* DIRECTIVE *
Below are the records; pull every line that includes "image".

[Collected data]
- - - - -

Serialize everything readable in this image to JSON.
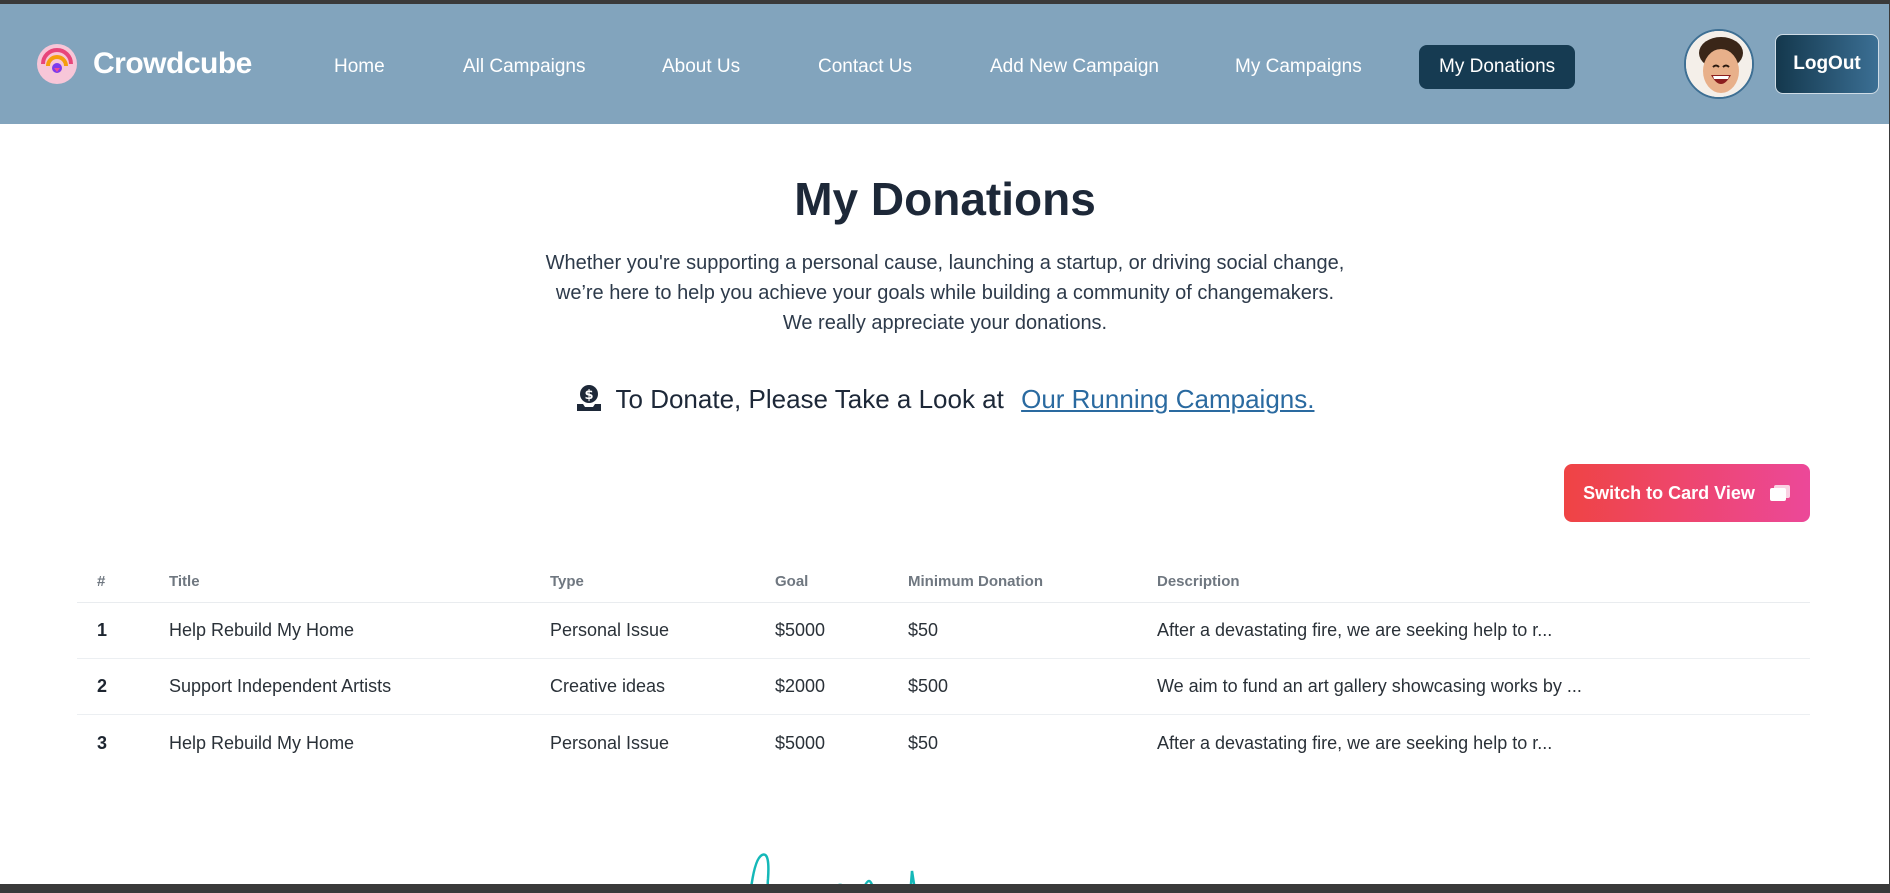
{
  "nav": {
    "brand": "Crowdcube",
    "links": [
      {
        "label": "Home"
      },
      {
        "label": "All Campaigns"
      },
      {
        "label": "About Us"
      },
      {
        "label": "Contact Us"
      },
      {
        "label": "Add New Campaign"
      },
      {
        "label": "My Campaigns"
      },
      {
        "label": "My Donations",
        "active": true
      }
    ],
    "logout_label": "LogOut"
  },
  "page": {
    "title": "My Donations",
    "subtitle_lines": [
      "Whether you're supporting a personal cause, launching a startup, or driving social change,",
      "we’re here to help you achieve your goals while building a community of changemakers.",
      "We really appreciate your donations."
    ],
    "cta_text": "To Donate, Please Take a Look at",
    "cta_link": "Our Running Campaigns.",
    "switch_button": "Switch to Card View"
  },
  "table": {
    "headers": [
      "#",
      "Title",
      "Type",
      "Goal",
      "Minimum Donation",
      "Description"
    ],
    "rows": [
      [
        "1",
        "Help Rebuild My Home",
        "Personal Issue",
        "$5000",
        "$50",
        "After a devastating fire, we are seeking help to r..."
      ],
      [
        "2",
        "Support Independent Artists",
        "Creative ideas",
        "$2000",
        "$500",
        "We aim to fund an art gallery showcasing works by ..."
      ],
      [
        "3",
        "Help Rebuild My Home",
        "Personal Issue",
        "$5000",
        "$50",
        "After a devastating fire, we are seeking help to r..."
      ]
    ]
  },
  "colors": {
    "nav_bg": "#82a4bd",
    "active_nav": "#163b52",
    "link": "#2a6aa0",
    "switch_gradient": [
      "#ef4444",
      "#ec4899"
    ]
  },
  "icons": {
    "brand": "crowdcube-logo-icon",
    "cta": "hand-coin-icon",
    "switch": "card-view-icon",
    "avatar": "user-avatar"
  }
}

- - - - -

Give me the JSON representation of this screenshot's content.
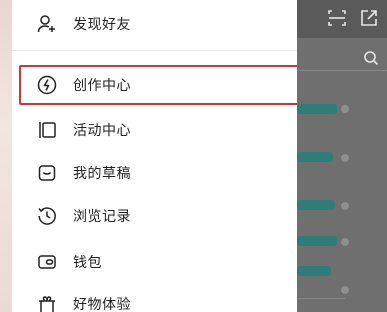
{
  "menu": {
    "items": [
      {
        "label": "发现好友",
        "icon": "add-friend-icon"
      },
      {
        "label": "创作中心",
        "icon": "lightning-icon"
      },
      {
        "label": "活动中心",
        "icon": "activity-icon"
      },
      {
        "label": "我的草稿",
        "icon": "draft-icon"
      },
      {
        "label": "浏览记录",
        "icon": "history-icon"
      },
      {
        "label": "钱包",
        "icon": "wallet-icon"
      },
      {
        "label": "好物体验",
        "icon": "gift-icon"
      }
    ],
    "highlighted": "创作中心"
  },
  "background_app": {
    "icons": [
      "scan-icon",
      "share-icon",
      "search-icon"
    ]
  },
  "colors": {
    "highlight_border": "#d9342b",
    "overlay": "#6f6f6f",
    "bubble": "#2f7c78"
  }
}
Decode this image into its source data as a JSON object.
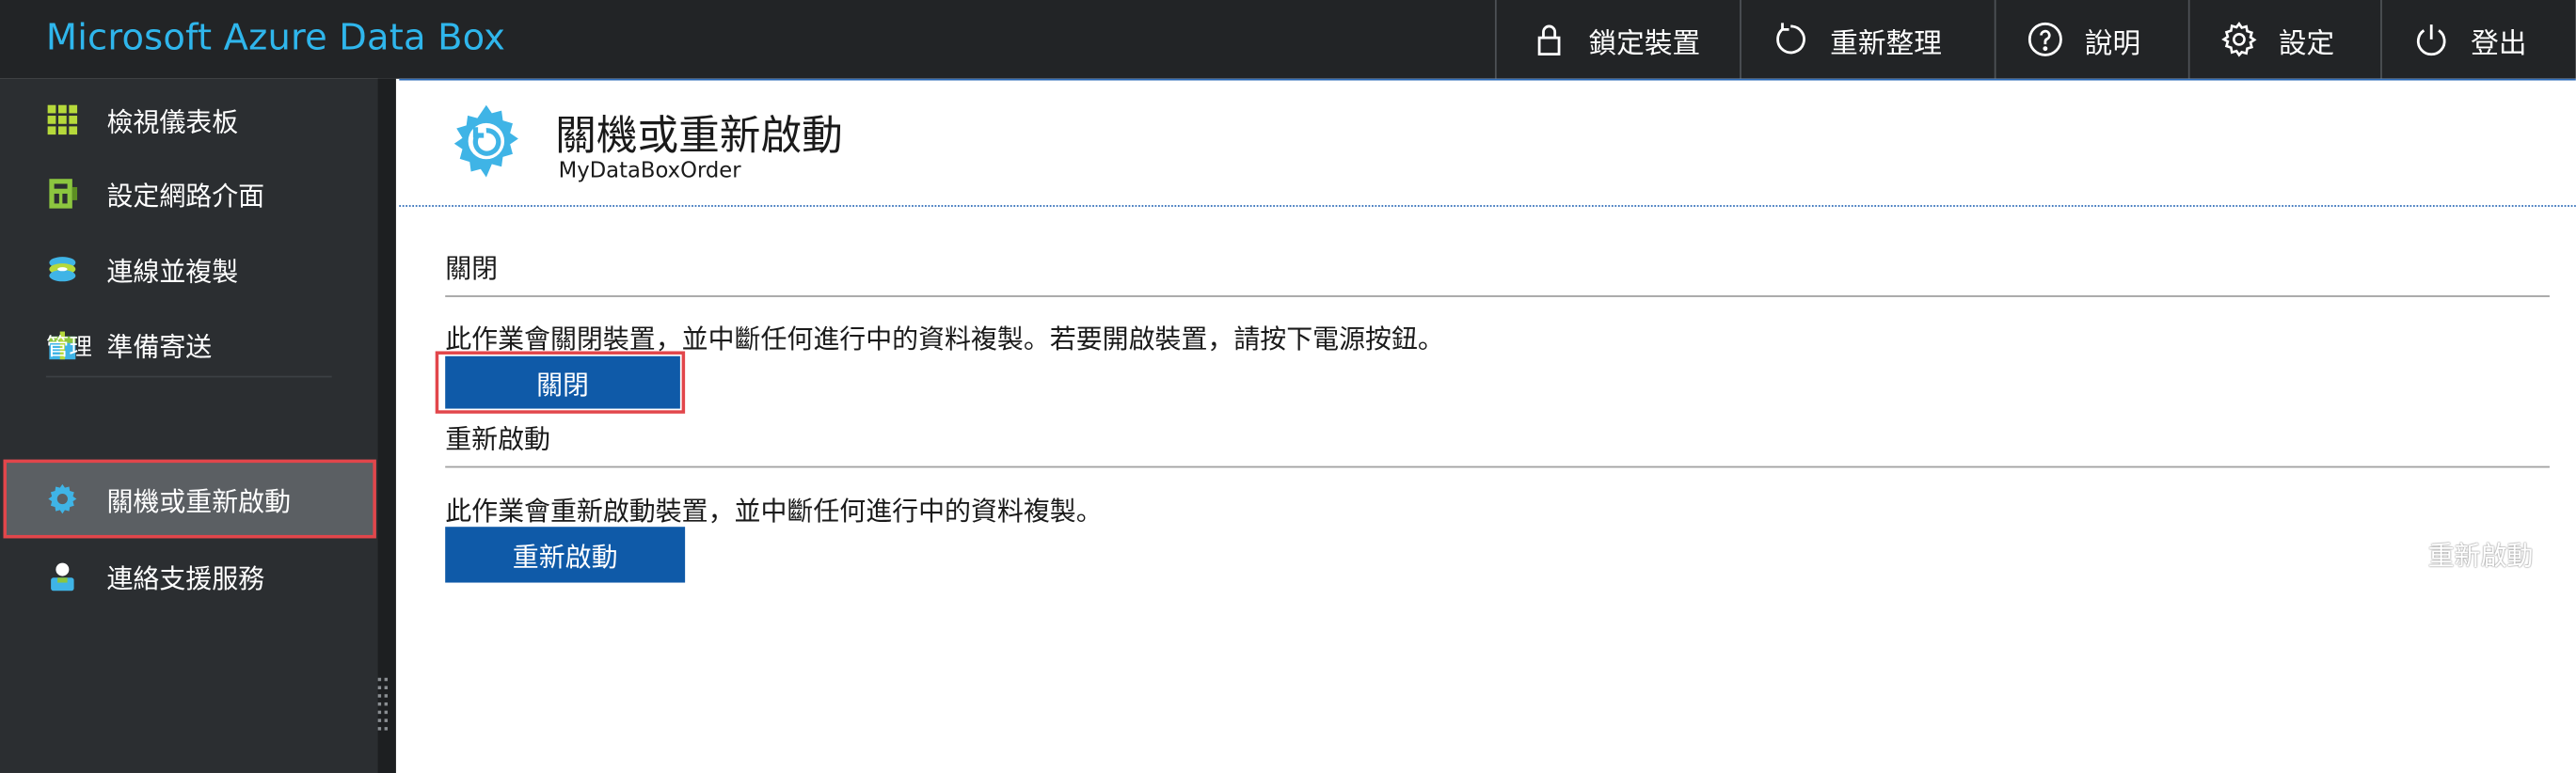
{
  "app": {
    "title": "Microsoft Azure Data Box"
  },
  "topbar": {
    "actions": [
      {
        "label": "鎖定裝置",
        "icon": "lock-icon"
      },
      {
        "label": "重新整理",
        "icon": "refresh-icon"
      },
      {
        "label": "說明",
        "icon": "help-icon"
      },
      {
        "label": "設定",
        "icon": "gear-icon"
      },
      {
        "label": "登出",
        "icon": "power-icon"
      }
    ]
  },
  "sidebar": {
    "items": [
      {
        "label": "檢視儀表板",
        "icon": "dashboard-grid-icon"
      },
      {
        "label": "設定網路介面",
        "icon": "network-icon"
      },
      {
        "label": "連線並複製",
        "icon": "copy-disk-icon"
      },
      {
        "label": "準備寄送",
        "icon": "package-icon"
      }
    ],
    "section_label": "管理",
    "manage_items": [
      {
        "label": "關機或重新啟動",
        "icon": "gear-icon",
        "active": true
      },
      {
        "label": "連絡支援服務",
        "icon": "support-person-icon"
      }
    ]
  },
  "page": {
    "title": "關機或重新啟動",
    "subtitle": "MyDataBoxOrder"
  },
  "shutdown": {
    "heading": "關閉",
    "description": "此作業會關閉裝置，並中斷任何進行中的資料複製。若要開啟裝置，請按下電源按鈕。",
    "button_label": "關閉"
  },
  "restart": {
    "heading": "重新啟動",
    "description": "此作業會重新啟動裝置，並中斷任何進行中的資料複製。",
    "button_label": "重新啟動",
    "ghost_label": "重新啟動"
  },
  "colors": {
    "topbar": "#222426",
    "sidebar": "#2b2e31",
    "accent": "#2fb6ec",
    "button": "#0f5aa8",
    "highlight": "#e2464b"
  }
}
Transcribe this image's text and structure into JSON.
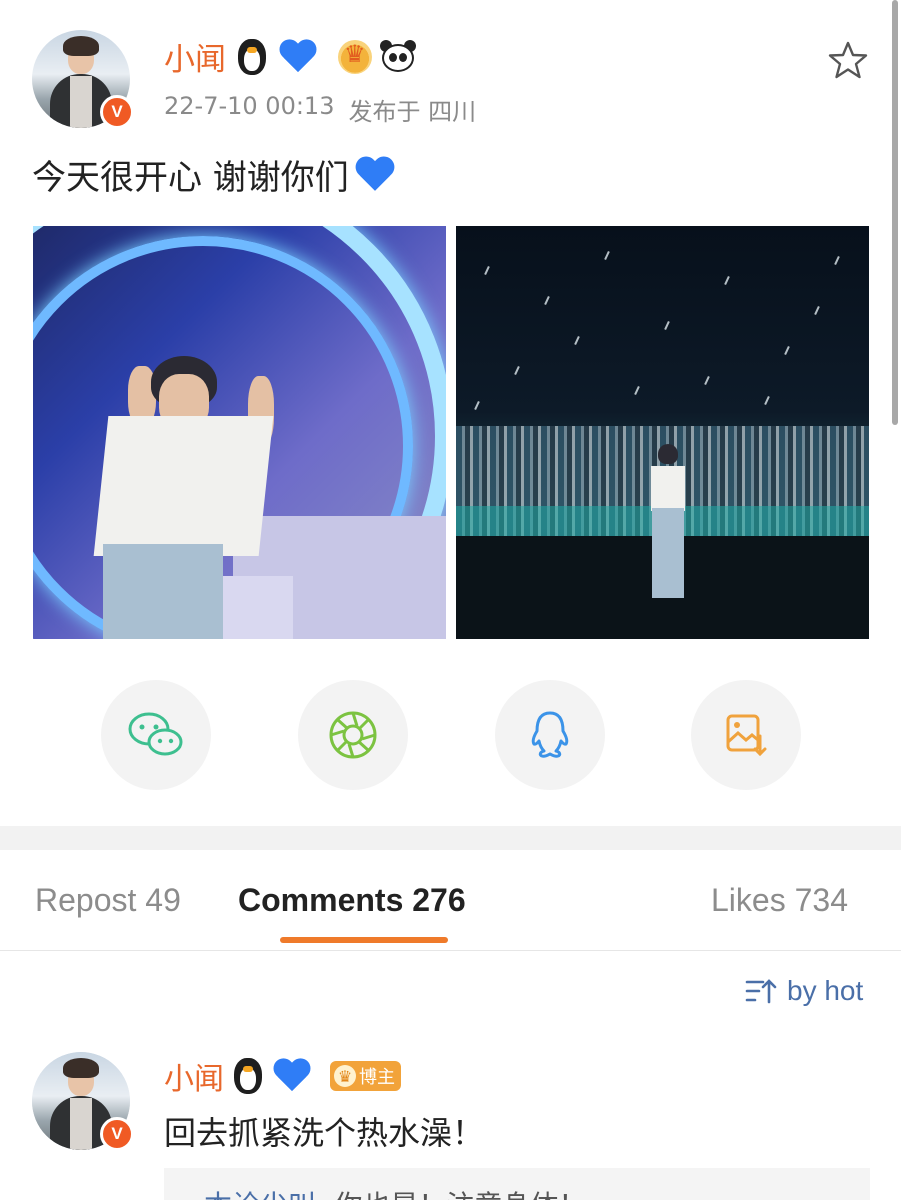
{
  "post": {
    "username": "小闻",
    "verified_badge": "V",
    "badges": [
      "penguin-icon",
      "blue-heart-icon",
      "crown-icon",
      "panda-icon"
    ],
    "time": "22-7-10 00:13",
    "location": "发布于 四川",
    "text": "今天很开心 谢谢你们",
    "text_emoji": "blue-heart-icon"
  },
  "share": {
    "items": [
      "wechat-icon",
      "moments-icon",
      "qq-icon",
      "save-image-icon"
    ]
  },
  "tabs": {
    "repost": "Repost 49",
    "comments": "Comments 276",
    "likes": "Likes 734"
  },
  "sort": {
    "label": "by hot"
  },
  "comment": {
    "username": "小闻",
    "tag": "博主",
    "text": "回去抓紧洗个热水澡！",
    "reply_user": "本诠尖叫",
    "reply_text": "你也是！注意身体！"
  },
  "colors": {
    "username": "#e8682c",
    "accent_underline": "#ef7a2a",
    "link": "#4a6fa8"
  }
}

- - - - -

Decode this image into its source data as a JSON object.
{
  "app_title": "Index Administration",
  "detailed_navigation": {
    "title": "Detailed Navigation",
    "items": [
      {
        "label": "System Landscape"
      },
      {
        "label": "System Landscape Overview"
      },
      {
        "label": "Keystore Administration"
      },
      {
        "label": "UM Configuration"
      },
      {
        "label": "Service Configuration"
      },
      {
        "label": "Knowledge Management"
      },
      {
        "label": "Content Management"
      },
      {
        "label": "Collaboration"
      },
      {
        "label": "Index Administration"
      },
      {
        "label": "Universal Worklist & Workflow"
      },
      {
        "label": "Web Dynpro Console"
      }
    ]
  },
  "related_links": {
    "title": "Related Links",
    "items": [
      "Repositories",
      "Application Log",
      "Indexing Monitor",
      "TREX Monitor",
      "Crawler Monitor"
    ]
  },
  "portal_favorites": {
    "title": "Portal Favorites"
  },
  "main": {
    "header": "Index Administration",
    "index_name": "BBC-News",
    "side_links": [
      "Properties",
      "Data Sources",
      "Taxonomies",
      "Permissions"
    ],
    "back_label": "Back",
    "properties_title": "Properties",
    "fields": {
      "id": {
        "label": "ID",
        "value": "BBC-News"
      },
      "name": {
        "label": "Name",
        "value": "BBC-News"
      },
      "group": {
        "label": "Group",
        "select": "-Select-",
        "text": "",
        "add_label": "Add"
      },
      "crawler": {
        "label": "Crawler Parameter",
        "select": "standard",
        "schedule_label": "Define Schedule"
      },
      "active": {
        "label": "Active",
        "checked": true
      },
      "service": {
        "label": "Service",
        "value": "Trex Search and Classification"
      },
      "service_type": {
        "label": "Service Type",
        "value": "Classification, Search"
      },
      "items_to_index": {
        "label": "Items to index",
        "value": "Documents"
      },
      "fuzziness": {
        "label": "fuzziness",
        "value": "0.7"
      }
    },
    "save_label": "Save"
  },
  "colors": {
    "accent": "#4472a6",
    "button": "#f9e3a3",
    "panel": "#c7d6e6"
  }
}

- - - - -

* FINISHED TASK *
Serialize everything readable in this image to JSON.
Decode this image into its source data as a JSON object.
Transcribe this image's text and structure into JSON.
      "save-image-icon"
Decode this image into its source data as a JSON object.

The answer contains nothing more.